◆ PROBLEM DESCRIPTION
Transcribe every entry word for word, leaving out all images.

— BEGIN RAW RECORDS —

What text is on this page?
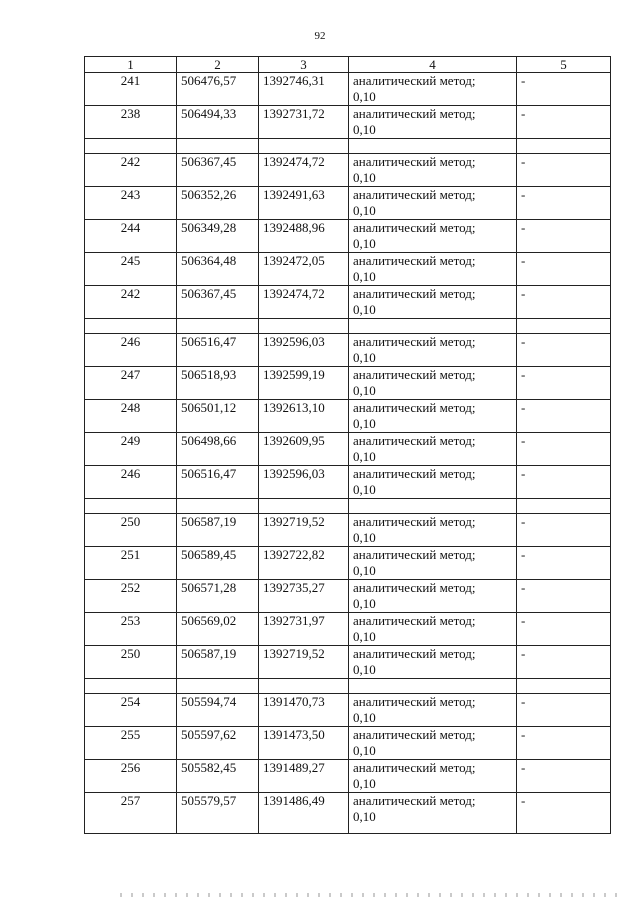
92
1	2	3	4	5
241	506476,57	1392746,31	аналитический метод;
0,10	-
238	506494,33	1392731,72	аналитический метод;
0,10	-

242	506367,45	1392474,72	аналитический метод;
0,10	-
243	506352,26	1392491,63	аналитический метод;
0,10	-
244	506349,28	1392488,96	аналитический метод;
0,10	-
245	506364,48	1392472,05	аналитический метод;
0,10	-
242	506367,45	1392474,72	аналитический метод;
0,10	-

246	506516,47	1392596,03	аналитический метод;
0,10	-
247	506518,93	1392599,19	аналитический метод;
0,10	-
248	506501,12	1392613,10	аналитический метод;
0,10	-
249	506498,66	1392609,95	аналитический метод;
0,10	-
246	506516,47	1392596,03	аналитический метод;
0,10	-

250	506587,19	1392719,52	аналитический метод;
0,10	-
251	506589,45	1392722,82	аналитический метод;
0,10	-
252	506571,28	1392735,27	аналитический метод;
0,10	-
253	506569,02	1392731,97	аналитический метод;
0,10	-
250	506587,19	1392719,52	аналитический метод;
0,10	-

254	505594,74	1391470,73	аналитический метод;
0,10	-
255	505597,62	1391473,50	аналитический метод;
0,10	-
256	505582,45	1391489,27	аналитический метод;
0,10	-
257	505579,57	1391486,49	аналитический метод;
0,10	-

— END RAW RECORDS —

◆ SOLUTION TO THE PROBLEM
What text is on this page?
92
1	2	3	4	5
241	506476,57	1392746,31	аналитический метод;
0,10	-
238	506494,33	1392731,72	аналитический метод;
0,10	-

242	506367,45	1392474,72	аналитический метод;
0,10	-
243	506352,26	1392491,63	аналитический метод;
0,10	-
244	506349,28	1392488,96	аналитический метод;
0,10	-
245	506364,48	1392472,05	аналитический метод;
0,10	-
242	506367,45	1392474,72	аналитический метод;
0,10	-

246	506516,47	1392596,03	аналитический метод;
0,10	-
247	506518,93	1392599,19	аналитический метод;
0,10	-
248	506501,12	1392613,10	аналитический метод;
0,10	-
249	506498,66	1392609,95	аналитический метод;
0,10	-
246	506516,47	1392596,03	аналитический метод;
0,10	-

250	506587,19	1392719,52	аналитический метод;
0,10	-
251	506589,45	1392722,82	аналитический метод;
0,10	-
252	506571,28	1392735,27	аналитический метод;
0,10	-
253	506569,02	1392731,97	аналитический метод;
0,10	-
250	506587,19	1392719,52	аналитический метод;
0,10	-

254	505594,74	1391470,73	аналитический метод;
0,10	-
255	505597,62	1391473,50	аналитический метод;
0,10	-
256	505582,45	1391489,27	аналитический метод;
0,10	-
257	505579,57	1391486,49	аналитический метод;
0,10	-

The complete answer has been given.